§ **YOUR INSTRUCTIONS**:
For the data below, work out how many lines include the string "управления" and report only the number.
-- BEGIN WORKING DATA --
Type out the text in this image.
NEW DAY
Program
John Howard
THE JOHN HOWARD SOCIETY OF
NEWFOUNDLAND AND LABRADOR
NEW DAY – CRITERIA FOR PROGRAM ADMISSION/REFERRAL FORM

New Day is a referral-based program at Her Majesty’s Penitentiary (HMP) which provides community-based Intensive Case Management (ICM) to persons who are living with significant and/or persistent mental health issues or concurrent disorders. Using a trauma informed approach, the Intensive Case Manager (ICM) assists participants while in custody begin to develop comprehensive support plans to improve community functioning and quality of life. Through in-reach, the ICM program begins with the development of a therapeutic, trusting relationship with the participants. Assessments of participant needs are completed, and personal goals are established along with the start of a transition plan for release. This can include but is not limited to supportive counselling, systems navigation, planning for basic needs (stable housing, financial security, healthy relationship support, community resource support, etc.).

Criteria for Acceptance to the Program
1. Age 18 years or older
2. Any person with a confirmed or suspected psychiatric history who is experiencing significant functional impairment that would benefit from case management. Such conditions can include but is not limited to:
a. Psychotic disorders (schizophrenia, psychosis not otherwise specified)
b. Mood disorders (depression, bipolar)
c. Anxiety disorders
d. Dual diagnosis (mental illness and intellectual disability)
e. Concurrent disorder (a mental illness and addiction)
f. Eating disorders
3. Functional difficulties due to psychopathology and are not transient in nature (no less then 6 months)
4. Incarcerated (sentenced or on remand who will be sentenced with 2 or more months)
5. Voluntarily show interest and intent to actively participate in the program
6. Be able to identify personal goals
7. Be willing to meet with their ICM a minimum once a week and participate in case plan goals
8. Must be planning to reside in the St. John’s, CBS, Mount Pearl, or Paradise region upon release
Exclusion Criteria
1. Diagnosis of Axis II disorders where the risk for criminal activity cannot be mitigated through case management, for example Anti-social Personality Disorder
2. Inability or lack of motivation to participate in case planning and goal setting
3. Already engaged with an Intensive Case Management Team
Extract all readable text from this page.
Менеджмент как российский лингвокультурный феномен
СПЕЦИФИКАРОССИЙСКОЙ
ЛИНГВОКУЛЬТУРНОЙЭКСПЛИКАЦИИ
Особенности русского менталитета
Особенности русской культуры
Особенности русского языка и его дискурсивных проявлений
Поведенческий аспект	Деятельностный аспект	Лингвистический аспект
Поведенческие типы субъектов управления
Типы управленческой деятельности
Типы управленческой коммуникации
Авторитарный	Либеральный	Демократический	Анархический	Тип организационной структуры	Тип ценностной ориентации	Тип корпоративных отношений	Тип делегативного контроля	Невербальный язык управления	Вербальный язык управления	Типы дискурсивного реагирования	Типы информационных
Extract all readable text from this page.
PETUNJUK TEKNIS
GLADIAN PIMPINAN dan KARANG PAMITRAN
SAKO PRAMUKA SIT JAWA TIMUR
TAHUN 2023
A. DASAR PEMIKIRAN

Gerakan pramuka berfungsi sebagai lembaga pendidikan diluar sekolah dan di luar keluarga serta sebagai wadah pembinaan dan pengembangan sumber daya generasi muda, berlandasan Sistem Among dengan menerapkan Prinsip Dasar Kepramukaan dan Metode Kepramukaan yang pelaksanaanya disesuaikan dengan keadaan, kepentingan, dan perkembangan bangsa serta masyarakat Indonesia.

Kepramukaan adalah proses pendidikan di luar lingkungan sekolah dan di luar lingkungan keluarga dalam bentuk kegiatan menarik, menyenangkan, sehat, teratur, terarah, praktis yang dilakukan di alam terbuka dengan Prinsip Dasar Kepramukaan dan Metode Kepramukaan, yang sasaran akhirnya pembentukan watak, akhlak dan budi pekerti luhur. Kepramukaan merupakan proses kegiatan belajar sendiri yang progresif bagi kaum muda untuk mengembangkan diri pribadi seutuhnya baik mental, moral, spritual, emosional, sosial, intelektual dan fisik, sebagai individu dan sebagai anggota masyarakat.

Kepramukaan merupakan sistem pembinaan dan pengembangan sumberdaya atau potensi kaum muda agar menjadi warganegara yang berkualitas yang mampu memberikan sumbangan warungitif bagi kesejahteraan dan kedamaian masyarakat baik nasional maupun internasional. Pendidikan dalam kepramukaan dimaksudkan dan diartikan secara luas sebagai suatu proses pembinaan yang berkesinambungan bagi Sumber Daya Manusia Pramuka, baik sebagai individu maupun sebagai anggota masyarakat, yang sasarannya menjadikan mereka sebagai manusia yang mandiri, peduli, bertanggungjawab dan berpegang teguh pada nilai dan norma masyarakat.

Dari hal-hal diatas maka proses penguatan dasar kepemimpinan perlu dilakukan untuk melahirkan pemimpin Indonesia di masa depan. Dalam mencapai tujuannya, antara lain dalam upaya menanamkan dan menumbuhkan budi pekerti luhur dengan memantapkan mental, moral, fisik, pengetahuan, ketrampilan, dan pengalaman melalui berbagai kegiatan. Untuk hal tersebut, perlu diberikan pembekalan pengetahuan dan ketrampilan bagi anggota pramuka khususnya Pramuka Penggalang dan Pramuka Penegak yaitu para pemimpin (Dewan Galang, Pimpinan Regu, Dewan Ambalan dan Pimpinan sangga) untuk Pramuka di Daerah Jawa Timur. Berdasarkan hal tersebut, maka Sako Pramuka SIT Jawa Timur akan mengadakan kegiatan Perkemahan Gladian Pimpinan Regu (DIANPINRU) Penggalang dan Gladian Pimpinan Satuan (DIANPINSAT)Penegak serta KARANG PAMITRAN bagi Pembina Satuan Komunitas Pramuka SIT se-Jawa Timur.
-- END WORKING DATA --
§ **PROBLEM SOLUTION**:
2